Would you restate all the data that follows, word for word?
** begin Data in this exercise **
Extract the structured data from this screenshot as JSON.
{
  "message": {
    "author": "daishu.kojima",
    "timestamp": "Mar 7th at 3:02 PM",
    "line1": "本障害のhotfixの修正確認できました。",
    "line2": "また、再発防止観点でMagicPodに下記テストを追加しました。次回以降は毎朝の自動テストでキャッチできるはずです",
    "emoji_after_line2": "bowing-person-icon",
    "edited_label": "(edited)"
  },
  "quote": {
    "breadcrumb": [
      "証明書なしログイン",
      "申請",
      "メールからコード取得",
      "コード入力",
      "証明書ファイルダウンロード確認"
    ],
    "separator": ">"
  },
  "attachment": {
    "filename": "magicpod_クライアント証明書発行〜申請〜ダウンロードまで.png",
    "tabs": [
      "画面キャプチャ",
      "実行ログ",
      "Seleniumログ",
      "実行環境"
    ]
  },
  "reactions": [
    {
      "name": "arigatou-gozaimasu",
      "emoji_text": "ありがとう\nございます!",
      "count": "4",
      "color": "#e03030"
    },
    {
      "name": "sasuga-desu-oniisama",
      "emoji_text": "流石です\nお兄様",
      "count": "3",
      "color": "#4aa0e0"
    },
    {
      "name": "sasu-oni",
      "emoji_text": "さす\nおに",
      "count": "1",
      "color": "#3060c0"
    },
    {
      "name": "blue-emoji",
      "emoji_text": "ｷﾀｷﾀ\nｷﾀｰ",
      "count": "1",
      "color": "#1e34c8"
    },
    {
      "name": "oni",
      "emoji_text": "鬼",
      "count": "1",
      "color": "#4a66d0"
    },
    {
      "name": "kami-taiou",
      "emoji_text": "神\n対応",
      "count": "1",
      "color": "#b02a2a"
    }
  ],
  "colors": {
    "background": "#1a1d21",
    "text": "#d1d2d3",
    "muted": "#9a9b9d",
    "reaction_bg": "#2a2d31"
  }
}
** end Data in this exercise **
*Correct answer*:
Extract the structured data from this screenshot as JSON.
{
  "message": {
    "author": "daishu.kojima",
    "timestamp": "Mar 7th at 3:02 PM",
    "line1": "本障害のhotfixの修正確認できました。",
    "line2": "また、再発防止観点でMagicPodに下記テストを追加しました。次回以降は毎朝の自動テストでキャッチできるはずです",
    "emoji_after_line2": "bowing-person-icon",
    "edited_label": "(edited)"
  },
  "quote": {
    "breadcrumb": [
      "証明書なしログイン",
      "申請",
      "メールからコード取得",
      "コード入力",
      "証明書ファイルダウンロード確認"
    ],
    "separator": ">"
  },
  "attachment": {
    "filename": "magicpod_クライアント証明書発行〜申請〜ダウンロードまで.png",
    "tabs": [
      "画面キャプチャ",
      "実行ログ",
      "Seleniumログ",
      "実行環境"
    ]
  },
  "reactions": [
    {
      "name": "arigatou-gozaimasu",
      "emoji_text": "ありがとう\nございます!",
      "count": "4",
      "color": "#e03030"
    },
    {
      "name": "sasuga-desu-oniisama",
      "emoji_text": "流石です\nお兄様",
      "count": "3",
      "color": "#4aa0e0"
    },
    {
      "name": "sasu-oni",
      "emoji_text": "さす\nおに",
      "count": "1",
      "color": "#3060c0"
    },
    {
      "name": "blue-emoji",
      "emoji_text": "ｷﾀｷﾀ\nｷﾀｰ",
      "count": "1",
      "color": "#1e34c8"
    },
    {
      "name": "oni",
      "emoji_text": "鬼",
      "count": "1",
      "color": "#4a66d0"
    },
    {
      "name": "kami-taiou",
      "emoji_text": "神\n対応",
      "count": "1",
      "color": "#b02a2a"
    }
  ],
  "colors": {
    "background": "#1a1d21",
    "text": "#d1d2d3",
    "muted": "#9a9b9d",
    "reaction_bg": "#2a2d31"
  }
}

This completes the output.